**WHAT NEEDS TO BE DONE**.
Answer with one number: how many lines hold "行为面试题".

**MATERIALS PROVIDED**.
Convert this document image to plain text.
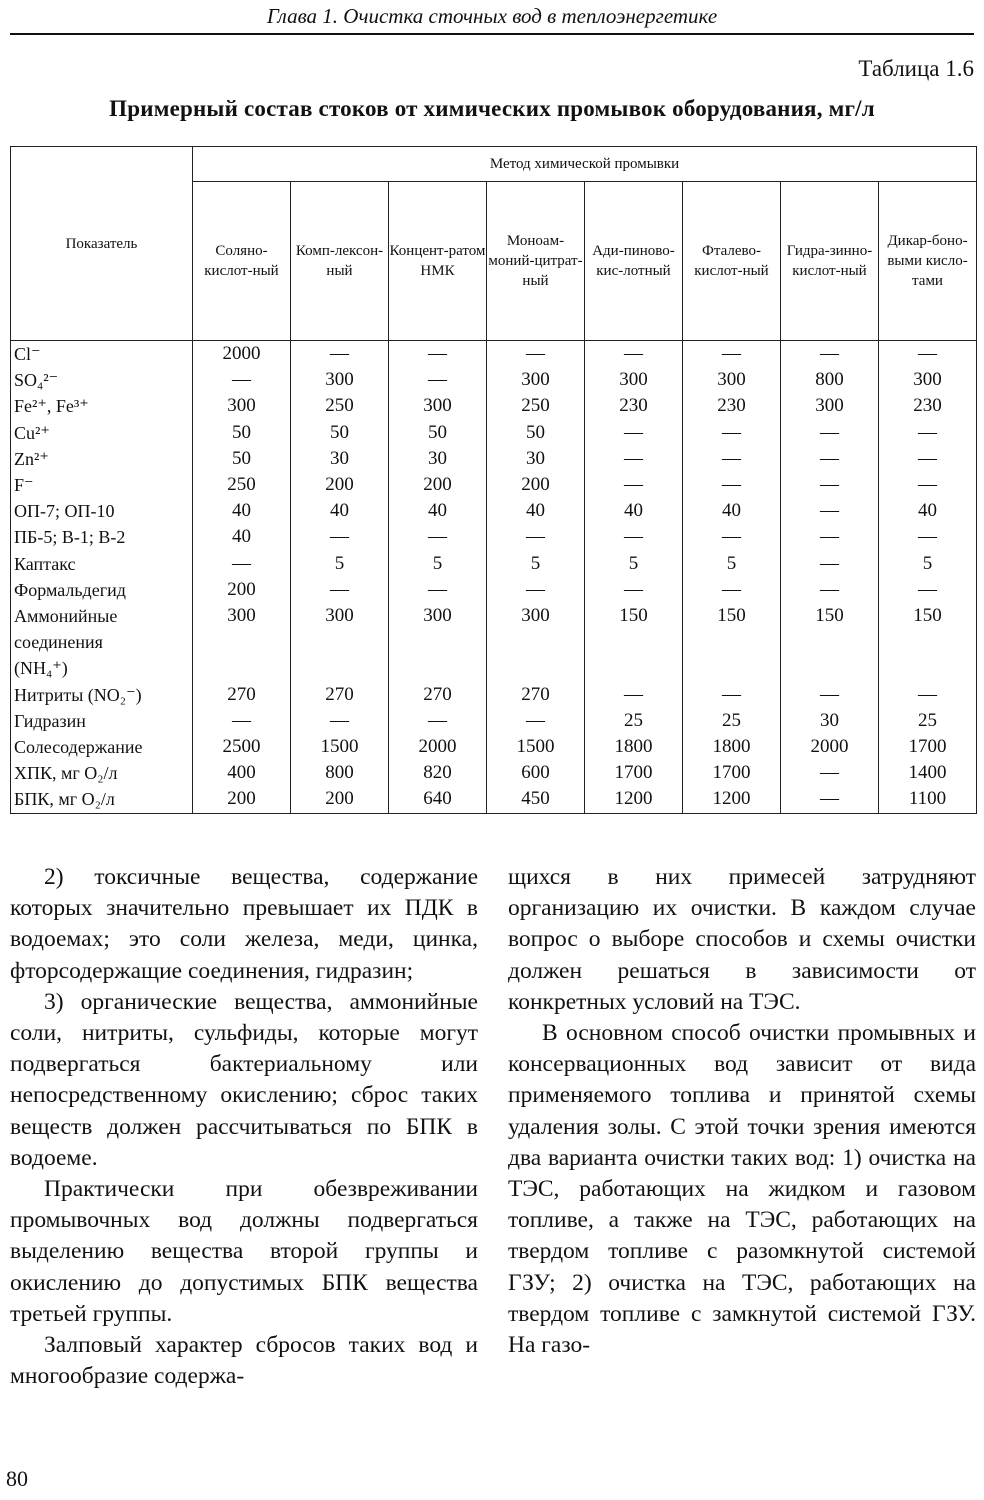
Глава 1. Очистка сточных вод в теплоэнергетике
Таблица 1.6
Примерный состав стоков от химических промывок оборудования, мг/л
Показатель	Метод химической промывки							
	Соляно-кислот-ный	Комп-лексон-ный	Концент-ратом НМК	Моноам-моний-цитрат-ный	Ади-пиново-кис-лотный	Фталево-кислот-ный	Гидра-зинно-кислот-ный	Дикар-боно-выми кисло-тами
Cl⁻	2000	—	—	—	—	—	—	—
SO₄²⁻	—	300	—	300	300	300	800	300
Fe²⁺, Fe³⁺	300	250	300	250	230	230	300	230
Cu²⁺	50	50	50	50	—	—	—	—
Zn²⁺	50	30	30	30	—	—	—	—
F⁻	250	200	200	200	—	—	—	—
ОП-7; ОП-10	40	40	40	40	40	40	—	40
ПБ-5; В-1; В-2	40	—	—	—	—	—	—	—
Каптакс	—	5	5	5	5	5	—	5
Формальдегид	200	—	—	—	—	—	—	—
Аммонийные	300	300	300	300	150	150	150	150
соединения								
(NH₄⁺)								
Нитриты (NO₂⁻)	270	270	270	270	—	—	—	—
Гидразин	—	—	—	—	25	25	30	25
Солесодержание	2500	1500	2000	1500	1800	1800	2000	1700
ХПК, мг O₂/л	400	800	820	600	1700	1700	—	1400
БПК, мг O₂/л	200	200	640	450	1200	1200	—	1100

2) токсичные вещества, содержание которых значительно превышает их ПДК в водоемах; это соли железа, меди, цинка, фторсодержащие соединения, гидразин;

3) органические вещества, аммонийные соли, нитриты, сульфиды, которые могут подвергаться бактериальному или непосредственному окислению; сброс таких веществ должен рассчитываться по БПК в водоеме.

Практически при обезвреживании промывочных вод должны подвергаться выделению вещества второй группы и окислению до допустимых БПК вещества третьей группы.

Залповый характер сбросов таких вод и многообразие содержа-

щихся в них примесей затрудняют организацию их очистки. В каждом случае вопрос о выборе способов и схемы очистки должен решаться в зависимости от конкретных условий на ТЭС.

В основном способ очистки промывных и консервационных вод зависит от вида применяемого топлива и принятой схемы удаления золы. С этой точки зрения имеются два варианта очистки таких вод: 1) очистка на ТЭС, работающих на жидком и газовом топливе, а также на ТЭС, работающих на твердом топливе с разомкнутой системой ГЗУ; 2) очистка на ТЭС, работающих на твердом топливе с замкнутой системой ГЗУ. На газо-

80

--

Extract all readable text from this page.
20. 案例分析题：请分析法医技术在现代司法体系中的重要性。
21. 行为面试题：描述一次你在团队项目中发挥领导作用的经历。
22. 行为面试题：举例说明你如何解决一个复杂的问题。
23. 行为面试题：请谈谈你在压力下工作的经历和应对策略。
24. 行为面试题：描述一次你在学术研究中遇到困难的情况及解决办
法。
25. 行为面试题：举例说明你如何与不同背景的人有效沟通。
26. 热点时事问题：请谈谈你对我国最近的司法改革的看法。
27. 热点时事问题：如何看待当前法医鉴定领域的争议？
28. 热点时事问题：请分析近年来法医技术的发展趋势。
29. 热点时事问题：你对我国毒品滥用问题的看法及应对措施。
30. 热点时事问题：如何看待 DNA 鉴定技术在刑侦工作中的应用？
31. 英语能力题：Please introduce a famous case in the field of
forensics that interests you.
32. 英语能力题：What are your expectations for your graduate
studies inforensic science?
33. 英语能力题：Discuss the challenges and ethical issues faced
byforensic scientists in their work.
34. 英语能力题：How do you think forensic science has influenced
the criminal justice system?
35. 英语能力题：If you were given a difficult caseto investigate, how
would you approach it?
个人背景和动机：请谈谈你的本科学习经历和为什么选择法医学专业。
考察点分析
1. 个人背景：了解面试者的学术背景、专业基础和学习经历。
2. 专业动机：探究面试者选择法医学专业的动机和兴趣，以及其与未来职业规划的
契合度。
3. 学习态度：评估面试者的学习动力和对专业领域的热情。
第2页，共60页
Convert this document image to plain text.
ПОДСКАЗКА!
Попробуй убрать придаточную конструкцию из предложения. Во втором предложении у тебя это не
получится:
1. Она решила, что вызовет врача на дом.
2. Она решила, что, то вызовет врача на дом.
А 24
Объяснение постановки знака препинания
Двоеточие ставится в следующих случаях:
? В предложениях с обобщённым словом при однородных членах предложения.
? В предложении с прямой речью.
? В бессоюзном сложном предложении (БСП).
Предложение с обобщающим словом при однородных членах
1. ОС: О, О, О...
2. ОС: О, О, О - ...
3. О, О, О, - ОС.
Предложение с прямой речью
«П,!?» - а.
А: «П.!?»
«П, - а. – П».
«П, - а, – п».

---

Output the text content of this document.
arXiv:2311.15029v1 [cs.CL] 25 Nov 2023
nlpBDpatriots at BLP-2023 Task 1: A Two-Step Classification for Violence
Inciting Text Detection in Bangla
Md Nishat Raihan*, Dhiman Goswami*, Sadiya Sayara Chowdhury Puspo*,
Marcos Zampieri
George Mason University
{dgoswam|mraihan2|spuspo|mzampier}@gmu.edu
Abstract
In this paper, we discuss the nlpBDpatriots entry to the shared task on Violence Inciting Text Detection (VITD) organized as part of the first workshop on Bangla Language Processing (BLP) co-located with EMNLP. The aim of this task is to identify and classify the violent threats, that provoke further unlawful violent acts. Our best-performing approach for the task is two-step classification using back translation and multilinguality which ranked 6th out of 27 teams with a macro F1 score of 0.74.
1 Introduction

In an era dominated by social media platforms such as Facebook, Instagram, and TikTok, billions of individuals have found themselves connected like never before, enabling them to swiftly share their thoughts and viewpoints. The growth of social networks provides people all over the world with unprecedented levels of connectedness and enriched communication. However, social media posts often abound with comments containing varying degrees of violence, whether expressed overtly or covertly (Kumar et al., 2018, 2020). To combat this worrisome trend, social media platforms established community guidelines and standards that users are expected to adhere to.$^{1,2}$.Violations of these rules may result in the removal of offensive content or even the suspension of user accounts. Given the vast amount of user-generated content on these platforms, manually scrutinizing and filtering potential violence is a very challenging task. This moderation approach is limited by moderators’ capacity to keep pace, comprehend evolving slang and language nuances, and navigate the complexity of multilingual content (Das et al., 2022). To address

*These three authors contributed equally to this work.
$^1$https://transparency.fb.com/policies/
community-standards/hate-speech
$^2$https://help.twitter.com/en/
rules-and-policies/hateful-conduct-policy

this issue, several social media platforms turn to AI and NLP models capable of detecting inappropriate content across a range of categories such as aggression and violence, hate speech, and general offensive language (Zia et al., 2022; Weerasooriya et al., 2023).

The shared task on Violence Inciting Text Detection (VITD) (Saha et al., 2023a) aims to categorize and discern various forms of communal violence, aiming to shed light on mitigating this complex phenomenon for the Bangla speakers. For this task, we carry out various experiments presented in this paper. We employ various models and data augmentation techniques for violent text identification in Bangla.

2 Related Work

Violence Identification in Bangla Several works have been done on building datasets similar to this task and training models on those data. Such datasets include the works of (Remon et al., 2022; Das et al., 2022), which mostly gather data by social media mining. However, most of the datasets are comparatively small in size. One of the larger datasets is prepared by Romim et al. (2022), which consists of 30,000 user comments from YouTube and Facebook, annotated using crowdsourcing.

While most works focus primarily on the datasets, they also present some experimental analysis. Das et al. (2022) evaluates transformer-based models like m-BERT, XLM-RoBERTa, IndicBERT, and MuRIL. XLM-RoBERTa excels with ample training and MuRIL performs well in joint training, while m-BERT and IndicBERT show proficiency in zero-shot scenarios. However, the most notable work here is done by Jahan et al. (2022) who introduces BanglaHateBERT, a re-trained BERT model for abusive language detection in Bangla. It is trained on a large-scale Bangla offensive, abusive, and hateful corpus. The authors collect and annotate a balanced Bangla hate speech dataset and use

**WRITTEN SOLUTION**.
5